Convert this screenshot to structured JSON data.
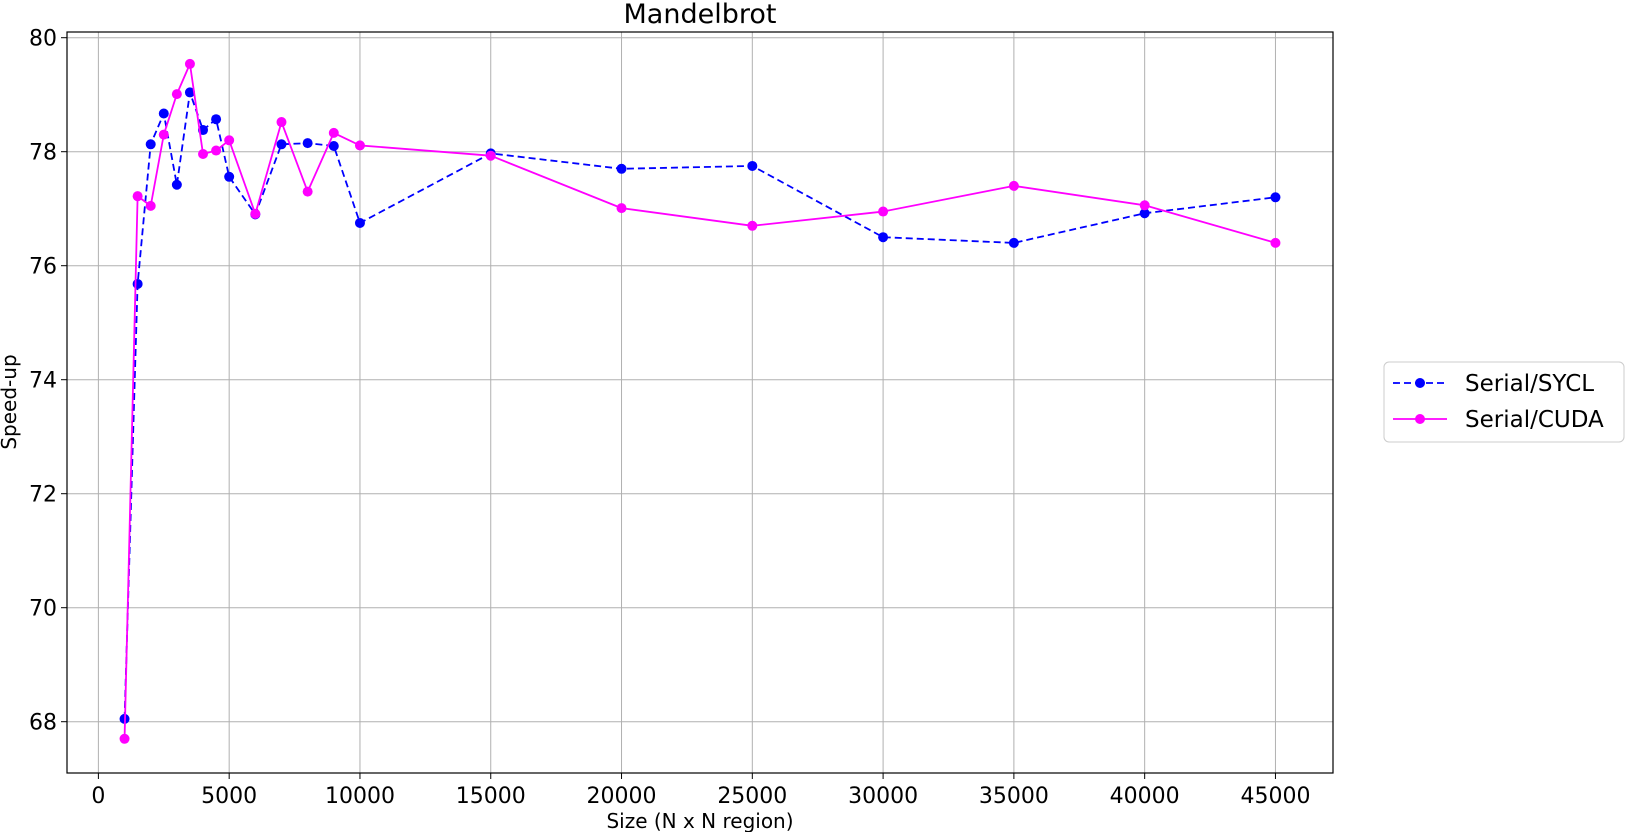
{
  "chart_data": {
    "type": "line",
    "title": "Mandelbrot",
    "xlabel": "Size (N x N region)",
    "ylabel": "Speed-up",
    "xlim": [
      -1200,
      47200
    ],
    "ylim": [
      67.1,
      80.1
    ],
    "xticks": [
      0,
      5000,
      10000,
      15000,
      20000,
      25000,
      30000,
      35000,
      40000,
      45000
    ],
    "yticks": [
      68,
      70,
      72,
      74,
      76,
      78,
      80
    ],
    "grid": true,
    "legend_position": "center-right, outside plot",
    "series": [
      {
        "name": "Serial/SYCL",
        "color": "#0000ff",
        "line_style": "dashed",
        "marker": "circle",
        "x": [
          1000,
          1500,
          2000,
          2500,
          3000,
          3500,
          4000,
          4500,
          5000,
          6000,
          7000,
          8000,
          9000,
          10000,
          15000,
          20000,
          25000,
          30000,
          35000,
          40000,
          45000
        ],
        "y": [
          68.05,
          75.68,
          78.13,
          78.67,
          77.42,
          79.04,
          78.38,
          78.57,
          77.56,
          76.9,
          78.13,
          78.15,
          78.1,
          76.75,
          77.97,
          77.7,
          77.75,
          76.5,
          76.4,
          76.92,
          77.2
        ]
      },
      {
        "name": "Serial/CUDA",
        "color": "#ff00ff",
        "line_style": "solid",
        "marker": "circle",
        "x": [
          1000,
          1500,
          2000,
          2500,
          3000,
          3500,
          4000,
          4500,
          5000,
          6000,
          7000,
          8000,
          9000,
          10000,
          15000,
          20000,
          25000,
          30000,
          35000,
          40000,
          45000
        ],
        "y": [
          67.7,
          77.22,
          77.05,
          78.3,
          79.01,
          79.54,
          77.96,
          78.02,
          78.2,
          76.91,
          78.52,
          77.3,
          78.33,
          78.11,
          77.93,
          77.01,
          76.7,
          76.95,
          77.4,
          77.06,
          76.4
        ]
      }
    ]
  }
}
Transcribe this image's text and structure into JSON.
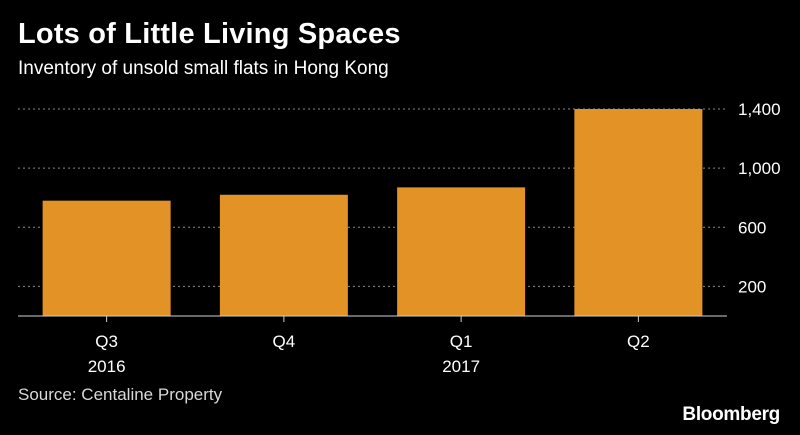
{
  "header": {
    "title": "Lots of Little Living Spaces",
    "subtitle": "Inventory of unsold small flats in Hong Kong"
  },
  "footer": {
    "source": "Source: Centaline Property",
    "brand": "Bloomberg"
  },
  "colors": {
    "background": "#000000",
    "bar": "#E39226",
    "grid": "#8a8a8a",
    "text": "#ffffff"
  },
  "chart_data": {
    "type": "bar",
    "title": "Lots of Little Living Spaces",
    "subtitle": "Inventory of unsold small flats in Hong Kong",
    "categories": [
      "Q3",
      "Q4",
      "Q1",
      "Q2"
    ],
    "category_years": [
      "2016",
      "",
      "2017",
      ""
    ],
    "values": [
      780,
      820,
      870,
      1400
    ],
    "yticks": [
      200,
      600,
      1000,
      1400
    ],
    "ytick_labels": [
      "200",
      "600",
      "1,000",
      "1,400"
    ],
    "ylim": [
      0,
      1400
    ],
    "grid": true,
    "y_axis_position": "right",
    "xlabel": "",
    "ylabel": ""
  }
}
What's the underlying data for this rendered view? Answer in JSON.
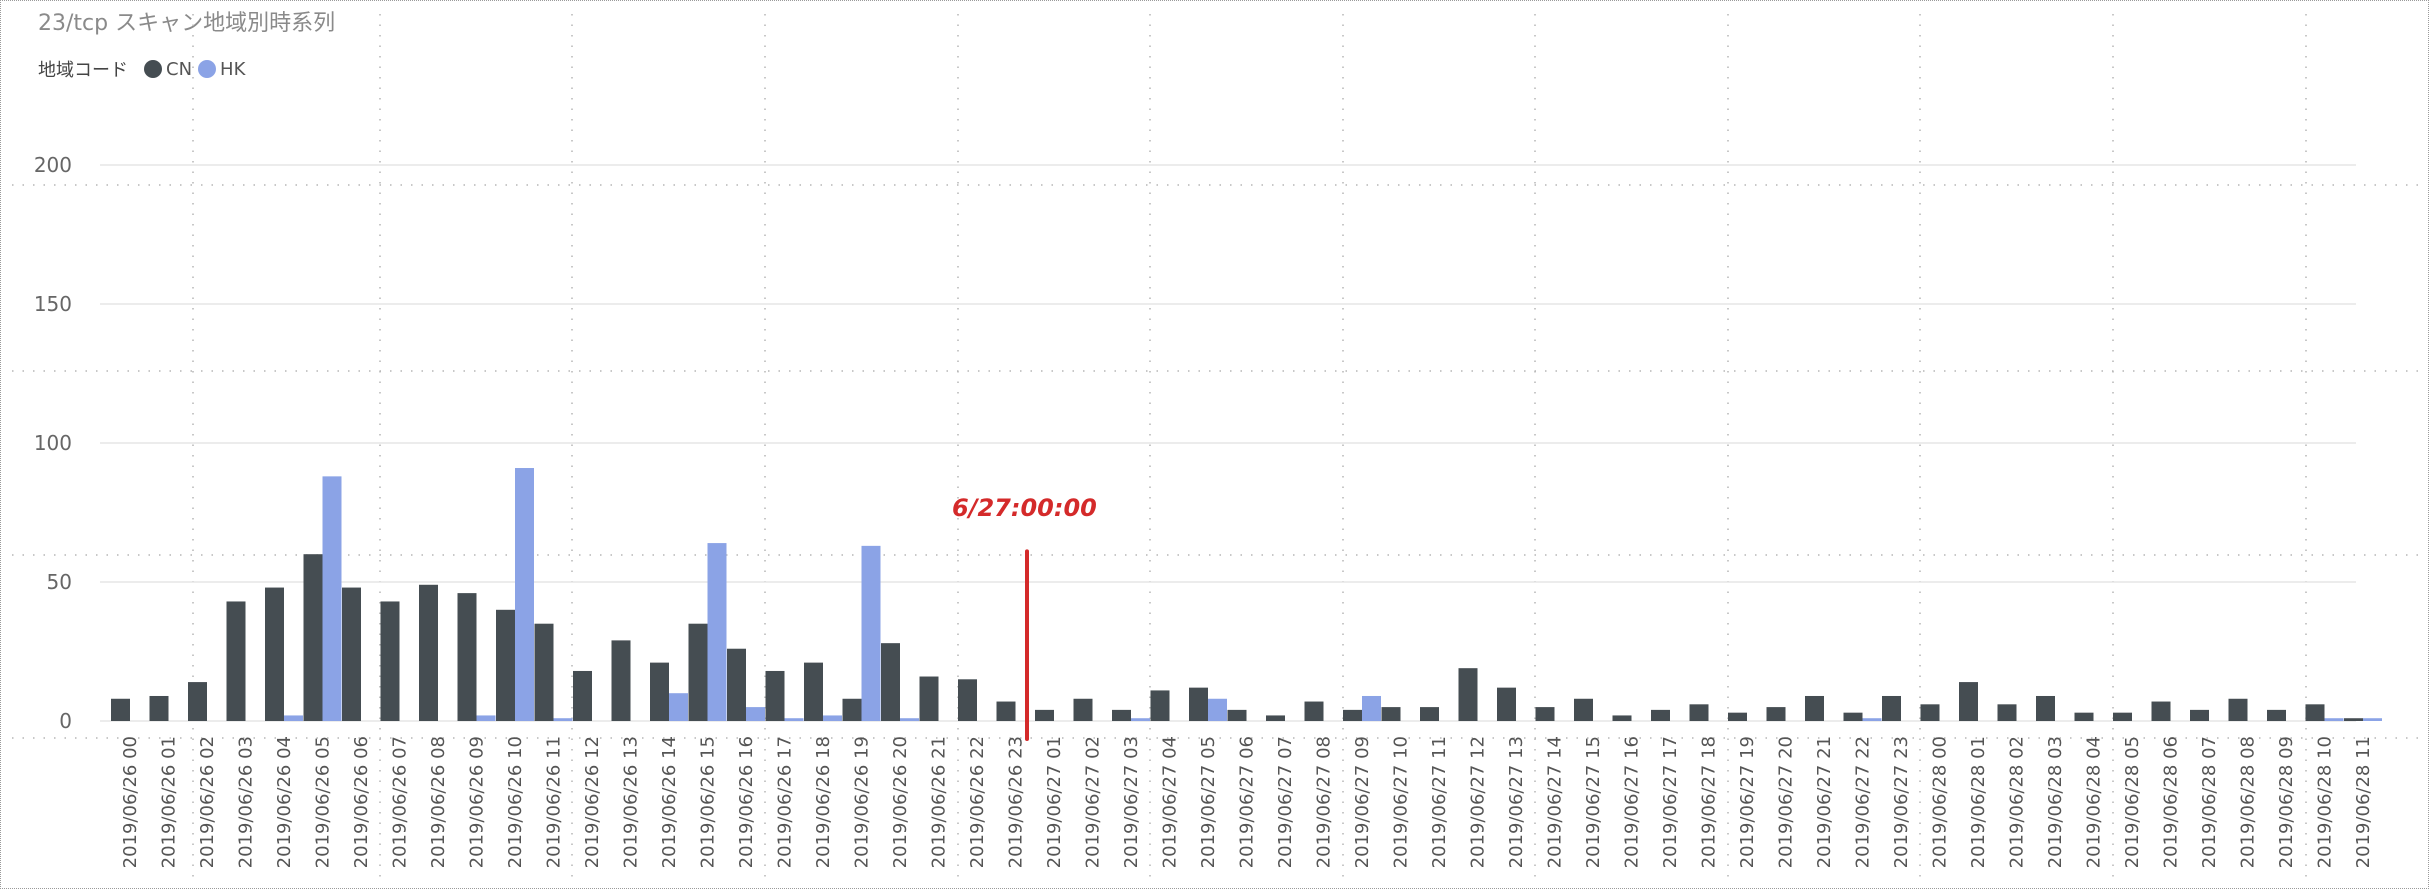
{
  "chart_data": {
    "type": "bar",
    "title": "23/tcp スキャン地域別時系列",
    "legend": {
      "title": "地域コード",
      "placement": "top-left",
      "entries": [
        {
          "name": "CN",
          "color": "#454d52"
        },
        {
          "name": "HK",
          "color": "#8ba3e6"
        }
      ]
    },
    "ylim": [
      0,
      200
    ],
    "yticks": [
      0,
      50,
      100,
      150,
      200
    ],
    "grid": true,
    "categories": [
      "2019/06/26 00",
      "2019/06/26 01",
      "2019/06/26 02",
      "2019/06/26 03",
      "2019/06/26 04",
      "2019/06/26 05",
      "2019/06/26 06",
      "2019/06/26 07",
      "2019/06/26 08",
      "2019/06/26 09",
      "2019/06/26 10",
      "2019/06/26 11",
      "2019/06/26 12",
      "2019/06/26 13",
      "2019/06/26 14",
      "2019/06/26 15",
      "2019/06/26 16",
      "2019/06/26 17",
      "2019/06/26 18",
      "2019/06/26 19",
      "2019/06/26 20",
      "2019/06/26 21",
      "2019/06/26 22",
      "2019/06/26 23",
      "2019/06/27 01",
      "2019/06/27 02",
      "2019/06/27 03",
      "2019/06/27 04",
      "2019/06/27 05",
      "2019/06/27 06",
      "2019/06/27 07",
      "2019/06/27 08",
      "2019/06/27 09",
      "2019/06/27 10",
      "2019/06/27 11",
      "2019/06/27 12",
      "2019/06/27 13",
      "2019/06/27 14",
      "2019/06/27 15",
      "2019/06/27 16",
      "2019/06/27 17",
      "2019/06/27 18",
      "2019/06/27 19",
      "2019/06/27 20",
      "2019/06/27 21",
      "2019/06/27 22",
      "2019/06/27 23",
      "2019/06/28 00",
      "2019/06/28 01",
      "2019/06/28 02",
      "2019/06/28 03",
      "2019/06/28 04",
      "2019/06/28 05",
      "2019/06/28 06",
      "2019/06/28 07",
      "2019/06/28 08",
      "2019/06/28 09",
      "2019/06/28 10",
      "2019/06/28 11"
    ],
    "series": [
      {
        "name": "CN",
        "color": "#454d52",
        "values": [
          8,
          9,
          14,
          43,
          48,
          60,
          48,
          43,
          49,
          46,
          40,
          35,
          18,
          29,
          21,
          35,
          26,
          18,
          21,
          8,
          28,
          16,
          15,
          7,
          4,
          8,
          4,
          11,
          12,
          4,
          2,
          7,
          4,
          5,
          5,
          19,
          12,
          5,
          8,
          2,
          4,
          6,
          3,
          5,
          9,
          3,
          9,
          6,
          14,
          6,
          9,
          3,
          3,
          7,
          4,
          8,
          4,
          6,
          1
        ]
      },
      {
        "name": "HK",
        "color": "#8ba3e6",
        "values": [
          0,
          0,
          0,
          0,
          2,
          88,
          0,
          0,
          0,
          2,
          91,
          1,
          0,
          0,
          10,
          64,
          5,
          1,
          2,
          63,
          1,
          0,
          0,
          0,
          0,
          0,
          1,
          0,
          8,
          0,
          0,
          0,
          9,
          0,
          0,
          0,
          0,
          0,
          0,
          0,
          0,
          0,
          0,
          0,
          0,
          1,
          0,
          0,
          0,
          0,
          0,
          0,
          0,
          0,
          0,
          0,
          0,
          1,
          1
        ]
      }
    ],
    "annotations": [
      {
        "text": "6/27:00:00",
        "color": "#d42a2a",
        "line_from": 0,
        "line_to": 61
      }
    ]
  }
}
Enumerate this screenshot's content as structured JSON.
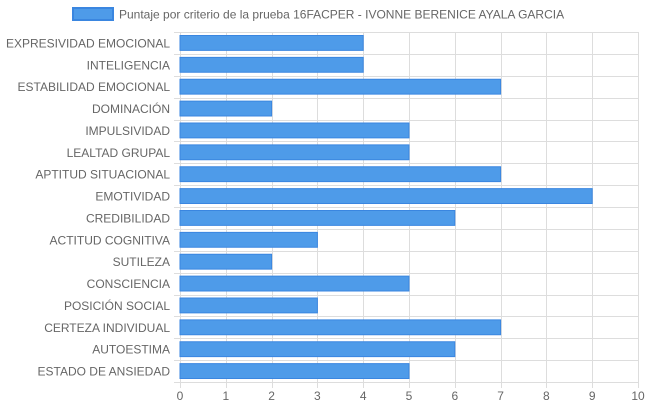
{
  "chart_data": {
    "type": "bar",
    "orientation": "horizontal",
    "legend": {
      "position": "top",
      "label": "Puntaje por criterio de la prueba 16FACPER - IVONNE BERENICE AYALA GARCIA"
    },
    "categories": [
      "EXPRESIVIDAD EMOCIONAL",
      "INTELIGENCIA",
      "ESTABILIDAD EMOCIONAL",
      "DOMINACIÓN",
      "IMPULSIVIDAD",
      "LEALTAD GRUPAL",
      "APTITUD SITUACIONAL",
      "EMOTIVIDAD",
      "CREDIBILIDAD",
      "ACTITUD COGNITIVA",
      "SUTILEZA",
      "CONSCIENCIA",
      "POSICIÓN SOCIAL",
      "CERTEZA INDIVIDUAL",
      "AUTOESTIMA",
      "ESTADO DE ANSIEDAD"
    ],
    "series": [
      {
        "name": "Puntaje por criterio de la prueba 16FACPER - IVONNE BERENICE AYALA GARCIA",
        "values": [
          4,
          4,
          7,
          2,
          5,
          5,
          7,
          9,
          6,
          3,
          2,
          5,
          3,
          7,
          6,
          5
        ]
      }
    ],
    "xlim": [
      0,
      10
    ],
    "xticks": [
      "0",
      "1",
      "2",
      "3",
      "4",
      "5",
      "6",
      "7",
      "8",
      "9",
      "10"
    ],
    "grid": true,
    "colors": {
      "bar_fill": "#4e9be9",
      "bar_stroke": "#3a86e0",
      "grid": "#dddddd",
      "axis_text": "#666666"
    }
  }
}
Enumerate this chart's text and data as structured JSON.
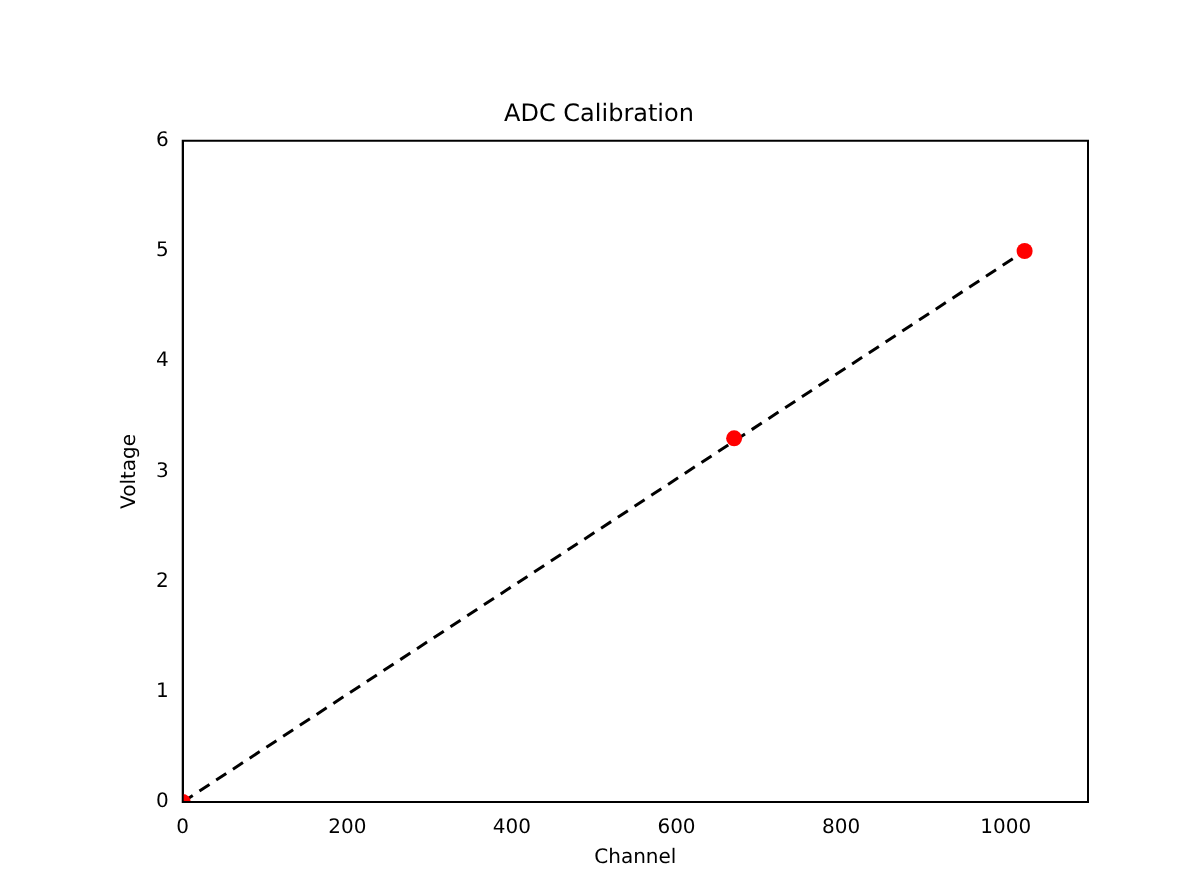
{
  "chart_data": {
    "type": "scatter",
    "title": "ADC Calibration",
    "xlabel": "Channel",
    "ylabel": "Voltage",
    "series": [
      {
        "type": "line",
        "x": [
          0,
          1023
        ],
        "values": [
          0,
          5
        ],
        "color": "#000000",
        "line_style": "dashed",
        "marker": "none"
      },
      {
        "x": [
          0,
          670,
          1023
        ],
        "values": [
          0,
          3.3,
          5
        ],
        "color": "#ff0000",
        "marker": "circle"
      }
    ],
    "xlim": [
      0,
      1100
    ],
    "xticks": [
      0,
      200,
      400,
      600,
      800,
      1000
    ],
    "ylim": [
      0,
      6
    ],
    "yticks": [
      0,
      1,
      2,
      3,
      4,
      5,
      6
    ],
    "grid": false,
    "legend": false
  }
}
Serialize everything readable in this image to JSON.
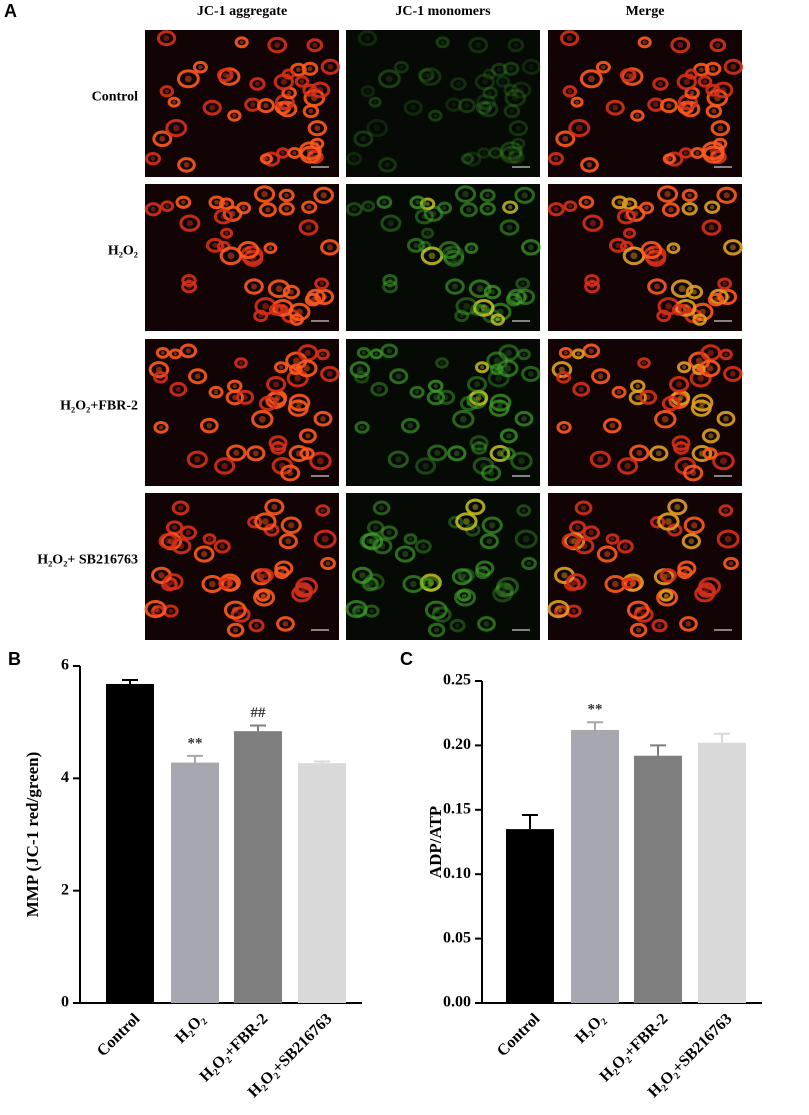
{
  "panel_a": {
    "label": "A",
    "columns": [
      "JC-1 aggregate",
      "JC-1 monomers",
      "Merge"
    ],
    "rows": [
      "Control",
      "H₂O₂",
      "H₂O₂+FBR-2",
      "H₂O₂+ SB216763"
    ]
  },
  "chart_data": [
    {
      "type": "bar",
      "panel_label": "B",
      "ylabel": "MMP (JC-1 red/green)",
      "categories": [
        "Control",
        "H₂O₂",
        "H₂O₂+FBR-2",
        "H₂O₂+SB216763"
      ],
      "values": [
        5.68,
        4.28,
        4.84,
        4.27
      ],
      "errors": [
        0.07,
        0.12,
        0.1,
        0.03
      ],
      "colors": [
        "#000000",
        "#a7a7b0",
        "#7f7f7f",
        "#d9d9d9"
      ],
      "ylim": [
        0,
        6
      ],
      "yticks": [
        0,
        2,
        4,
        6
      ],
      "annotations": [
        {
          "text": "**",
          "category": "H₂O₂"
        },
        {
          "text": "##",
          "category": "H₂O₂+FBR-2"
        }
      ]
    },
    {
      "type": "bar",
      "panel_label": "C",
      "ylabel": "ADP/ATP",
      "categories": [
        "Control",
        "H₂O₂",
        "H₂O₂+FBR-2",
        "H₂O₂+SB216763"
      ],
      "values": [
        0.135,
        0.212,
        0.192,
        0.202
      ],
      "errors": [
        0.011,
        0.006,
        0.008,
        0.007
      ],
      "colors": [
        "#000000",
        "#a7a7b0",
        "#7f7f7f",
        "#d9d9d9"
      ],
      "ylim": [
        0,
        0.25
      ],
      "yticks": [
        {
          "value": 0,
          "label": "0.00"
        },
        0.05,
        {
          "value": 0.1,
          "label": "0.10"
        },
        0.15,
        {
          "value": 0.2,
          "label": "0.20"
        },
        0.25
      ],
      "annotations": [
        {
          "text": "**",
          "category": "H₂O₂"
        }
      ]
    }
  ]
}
========================================
## What the task asks
Go through the material and select each line with the string "marker" in it.

## Task answer
        "marker": "circle",
        "marker": "circle",
        "marker": "none"
        "marker": "circle"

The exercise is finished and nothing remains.